» Records for the task

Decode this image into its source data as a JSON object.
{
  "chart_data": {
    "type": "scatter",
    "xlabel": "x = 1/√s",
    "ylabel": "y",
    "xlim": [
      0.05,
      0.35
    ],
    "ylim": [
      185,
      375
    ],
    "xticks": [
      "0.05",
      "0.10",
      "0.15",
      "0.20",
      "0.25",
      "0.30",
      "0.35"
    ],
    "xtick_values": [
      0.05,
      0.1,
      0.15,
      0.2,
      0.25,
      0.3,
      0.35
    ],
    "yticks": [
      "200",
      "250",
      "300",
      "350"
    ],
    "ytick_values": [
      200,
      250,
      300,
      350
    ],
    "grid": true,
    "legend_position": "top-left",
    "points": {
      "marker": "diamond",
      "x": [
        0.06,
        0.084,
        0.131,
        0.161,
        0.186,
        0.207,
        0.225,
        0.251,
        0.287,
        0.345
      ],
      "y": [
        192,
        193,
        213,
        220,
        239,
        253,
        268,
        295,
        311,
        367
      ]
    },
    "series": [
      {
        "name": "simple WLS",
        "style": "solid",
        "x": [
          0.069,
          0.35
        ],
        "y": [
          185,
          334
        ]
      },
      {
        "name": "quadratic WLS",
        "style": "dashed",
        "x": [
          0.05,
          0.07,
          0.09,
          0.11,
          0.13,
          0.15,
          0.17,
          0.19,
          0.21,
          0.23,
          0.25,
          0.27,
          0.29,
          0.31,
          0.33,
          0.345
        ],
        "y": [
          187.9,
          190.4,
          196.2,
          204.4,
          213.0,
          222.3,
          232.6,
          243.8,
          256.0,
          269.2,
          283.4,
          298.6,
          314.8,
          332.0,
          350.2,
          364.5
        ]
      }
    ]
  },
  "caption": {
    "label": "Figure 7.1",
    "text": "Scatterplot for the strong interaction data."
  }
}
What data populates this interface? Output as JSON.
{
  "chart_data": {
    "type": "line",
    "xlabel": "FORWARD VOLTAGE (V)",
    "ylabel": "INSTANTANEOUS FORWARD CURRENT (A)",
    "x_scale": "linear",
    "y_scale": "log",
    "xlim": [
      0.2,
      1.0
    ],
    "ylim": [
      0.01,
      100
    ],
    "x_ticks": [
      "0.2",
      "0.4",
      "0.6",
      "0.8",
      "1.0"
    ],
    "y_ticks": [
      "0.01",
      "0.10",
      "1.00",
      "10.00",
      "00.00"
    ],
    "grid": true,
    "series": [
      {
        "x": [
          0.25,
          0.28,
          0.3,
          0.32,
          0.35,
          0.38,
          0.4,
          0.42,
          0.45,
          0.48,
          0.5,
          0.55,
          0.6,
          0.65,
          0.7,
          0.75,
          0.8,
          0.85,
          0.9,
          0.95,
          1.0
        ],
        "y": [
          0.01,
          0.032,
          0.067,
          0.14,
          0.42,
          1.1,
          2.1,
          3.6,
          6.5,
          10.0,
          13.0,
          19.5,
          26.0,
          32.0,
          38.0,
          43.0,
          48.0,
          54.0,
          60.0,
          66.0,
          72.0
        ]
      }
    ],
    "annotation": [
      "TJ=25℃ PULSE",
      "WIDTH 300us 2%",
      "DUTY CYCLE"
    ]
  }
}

» Problem
Gather all lines with the string "FORWARD" from the data.

» Written response
    "xlabel": "FORWARD VOLTAGE (V)",
    "ylabel": "INSTANTANEOUS FORWARD CURRENT (A)",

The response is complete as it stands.